Directions: Scan the lines below; pull out those with "práva".

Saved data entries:
#####
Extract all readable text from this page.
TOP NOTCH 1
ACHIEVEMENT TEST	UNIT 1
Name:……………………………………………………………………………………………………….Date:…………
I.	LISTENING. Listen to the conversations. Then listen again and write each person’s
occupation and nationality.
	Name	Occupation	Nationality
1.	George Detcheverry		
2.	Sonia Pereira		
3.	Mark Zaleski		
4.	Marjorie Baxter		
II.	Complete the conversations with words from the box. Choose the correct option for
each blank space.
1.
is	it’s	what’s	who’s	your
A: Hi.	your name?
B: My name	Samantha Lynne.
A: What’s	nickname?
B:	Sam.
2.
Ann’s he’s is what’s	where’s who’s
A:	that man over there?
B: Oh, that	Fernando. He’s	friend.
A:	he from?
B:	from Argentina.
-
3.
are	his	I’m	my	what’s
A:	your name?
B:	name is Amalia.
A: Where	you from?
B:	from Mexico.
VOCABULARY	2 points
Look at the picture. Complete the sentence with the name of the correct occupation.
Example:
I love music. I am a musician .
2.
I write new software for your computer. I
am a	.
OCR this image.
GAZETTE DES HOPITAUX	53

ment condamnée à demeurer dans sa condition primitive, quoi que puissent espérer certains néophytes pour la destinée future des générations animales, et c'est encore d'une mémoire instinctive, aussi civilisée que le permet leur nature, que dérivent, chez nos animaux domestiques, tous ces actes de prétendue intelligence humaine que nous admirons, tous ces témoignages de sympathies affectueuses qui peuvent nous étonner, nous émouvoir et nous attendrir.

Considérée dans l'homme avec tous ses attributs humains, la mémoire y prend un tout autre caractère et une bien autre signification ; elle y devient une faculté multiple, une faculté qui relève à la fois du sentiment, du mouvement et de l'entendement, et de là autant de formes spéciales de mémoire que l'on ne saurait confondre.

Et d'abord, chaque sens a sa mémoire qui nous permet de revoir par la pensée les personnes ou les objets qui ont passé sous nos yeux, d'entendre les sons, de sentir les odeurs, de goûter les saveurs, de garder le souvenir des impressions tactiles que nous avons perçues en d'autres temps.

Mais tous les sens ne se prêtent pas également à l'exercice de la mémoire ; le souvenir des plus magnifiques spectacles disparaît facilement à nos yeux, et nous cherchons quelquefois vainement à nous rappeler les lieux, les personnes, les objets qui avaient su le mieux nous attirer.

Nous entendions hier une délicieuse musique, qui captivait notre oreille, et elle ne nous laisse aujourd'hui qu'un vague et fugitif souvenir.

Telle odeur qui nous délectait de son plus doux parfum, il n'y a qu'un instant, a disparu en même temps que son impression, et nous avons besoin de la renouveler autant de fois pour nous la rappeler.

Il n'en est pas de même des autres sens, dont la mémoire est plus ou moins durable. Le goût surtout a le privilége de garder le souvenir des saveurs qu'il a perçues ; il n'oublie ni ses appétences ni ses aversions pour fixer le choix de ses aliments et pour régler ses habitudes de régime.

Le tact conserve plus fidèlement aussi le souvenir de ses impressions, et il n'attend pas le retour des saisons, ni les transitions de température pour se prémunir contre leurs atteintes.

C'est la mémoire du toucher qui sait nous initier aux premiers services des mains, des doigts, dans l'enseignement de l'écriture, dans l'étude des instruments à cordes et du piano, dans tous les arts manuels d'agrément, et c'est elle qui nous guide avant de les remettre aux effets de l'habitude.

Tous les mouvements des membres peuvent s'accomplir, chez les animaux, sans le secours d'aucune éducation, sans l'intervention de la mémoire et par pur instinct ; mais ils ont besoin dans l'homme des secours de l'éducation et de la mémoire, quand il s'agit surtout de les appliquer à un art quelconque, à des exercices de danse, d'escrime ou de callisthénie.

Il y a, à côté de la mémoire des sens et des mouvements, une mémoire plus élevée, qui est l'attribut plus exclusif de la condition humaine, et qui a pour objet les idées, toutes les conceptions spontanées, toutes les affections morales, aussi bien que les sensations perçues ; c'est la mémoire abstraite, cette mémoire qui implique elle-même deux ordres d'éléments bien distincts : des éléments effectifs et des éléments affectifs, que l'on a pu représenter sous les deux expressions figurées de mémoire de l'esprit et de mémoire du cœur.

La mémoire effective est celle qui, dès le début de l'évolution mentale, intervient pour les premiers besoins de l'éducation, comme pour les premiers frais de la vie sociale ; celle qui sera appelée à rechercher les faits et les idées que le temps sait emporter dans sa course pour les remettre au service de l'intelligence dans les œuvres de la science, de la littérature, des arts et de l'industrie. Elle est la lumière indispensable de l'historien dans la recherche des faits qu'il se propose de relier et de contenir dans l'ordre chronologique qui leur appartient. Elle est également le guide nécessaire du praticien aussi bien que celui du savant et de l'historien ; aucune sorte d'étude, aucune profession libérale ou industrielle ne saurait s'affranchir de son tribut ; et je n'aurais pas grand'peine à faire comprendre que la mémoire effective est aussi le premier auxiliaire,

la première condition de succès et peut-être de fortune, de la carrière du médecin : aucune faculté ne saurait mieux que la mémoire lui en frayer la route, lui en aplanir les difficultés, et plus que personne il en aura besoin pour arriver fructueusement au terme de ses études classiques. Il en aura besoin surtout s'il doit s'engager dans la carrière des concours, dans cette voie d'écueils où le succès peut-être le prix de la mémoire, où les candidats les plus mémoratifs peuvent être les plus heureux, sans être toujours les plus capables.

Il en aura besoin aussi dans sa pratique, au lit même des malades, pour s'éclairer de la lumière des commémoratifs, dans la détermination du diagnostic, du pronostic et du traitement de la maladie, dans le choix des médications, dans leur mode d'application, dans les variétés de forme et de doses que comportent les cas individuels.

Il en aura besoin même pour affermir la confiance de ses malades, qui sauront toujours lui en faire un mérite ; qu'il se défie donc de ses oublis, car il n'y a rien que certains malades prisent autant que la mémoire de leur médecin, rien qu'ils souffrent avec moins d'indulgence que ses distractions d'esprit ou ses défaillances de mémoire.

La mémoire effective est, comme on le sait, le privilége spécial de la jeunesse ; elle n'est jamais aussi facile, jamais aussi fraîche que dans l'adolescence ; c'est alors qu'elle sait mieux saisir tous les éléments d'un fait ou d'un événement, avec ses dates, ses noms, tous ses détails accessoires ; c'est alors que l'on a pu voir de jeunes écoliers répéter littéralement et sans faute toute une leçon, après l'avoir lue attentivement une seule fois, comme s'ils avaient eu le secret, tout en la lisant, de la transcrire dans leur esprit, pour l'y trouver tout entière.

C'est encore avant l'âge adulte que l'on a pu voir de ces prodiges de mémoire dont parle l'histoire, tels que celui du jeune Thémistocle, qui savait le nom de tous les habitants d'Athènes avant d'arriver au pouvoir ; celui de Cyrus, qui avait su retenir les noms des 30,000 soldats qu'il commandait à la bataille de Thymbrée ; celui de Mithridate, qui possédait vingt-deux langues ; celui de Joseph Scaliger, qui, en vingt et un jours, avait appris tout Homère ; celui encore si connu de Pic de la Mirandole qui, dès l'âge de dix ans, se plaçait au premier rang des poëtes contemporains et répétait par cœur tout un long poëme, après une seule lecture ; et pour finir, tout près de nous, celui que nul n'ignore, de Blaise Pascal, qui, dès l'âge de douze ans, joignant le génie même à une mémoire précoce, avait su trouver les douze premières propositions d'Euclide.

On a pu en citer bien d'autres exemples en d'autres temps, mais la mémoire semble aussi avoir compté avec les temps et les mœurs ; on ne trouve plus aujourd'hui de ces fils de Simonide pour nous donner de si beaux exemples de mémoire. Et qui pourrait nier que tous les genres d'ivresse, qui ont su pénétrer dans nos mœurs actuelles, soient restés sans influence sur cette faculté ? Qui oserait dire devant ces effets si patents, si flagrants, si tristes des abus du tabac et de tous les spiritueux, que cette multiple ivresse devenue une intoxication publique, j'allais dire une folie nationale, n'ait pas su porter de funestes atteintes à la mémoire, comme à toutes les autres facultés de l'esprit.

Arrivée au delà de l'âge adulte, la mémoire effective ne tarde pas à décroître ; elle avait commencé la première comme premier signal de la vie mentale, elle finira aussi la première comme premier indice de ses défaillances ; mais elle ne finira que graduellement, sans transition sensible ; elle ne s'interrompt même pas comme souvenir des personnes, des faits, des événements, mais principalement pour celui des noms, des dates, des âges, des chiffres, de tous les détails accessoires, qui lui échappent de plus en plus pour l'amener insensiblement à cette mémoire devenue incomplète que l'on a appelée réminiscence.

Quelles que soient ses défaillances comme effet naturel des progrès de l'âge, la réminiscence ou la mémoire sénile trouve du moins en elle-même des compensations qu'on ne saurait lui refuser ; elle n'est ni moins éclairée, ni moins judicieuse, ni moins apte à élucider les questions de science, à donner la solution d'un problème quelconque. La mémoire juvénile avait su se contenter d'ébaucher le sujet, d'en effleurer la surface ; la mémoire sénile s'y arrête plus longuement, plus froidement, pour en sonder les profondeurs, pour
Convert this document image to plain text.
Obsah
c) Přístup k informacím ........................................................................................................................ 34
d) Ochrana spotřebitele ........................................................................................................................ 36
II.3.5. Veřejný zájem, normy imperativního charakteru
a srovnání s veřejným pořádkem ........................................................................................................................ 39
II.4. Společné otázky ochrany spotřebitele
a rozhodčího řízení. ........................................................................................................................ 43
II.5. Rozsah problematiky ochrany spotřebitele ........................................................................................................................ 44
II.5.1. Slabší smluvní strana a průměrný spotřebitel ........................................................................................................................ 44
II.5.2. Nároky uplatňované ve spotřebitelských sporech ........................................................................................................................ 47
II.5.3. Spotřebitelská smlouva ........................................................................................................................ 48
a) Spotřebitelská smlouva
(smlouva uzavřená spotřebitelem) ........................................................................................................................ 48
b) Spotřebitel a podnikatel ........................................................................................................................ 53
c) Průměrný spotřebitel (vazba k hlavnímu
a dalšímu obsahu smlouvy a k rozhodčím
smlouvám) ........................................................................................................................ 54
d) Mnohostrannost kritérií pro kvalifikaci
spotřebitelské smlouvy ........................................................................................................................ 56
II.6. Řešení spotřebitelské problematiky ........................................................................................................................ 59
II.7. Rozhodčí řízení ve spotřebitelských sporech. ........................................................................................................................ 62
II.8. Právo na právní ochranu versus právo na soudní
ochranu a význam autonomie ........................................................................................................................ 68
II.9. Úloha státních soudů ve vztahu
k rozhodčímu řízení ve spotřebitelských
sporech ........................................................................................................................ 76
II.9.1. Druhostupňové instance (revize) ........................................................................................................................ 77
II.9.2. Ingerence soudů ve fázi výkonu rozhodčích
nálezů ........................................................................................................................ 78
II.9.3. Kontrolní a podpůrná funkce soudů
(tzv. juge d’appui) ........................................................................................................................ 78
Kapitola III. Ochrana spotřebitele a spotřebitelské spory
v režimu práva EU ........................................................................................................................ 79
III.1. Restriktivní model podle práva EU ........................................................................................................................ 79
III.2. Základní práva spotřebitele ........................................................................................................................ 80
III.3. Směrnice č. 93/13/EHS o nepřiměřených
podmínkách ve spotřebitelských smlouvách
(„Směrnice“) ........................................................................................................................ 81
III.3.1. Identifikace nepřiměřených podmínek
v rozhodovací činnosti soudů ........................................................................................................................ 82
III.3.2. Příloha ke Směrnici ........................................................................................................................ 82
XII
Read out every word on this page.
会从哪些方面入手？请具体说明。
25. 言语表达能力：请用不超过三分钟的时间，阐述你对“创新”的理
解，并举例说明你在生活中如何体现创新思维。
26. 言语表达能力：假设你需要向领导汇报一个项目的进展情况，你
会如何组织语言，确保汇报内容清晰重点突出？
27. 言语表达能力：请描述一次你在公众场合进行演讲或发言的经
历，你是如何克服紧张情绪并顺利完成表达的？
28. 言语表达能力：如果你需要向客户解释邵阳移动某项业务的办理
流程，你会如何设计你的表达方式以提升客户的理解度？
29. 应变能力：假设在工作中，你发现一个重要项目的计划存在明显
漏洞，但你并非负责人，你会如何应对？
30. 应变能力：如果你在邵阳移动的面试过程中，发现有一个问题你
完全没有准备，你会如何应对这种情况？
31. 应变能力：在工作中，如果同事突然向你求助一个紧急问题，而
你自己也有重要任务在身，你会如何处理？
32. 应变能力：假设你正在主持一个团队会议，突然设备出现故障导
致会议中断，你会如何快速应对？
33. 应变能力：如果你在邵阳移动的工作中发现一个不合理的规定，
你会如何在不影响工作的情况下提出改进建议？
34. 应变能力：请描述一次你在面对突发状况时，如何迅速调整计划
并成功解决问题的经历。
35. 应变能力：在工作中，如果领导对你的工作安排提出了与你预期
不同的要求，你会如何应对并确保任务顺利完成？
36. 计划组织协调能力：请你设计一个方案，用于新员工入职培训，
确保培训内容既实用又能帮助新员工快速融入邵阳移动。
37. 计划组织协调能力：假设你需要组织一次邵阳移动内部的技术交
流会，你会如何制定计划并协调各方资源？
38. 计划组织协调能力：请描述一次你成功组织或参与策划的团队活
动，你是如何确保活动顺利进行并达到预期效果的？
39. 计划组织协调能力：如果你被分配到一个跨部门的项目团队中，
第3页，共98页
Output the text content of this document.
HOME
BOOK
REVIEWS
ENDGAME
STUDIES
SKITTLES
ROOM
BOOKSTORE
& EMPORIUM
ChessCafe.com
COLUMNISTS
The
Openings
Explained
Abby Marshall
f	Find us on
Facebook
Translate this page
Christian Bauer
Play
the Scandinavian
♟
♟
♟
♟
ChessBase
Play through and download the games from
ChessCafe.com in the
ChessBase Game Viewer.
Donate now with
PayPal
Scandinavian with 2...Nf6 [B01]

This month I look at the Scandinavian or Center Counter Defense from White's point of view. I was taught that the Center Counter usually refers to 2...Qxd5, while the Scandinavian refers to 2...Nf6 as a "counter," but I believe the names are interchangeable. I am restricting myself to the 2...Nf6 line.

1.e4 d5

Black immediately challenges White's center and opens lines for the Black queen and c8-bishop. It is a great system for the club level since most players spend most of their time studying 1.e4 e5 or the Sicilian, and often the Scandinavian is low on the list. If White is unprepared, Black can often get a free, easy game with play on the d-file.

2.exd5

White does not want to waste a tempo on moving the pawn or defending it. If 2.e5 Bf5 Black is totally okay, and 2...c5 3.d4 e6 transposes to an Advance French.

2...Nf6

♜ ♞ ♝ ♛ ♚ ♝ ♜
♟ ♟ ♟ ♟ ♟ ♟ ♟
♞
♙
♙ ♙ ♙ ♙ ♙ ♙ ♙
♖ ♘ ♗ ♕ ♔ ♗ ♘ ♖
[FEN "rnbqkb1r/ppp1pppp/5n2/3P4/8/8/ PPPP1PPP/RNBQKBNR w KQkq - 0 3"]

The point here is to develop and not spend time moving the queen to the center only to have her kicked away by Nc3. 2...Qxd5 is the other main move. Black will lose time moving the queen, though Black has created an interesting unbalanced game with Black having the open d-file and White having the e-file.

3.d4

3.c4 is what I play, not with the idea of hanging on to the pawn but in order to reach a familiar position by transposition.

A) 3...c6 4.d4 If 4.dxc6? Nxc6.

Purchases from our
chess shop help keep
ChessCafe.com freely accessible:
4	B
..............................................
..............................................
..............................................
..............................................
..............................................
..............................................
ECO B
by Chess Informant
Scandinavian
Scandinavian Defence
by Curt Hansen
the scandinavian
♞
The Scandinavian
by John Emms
#####
Problem solution:
v režimu práva EU ........................................................................................................................ 79
III.1. Restriktivní model podle práva EU ........................................................................................................................ 79
III.2. Základní práva spotřebitele ........................................................................................................................ 80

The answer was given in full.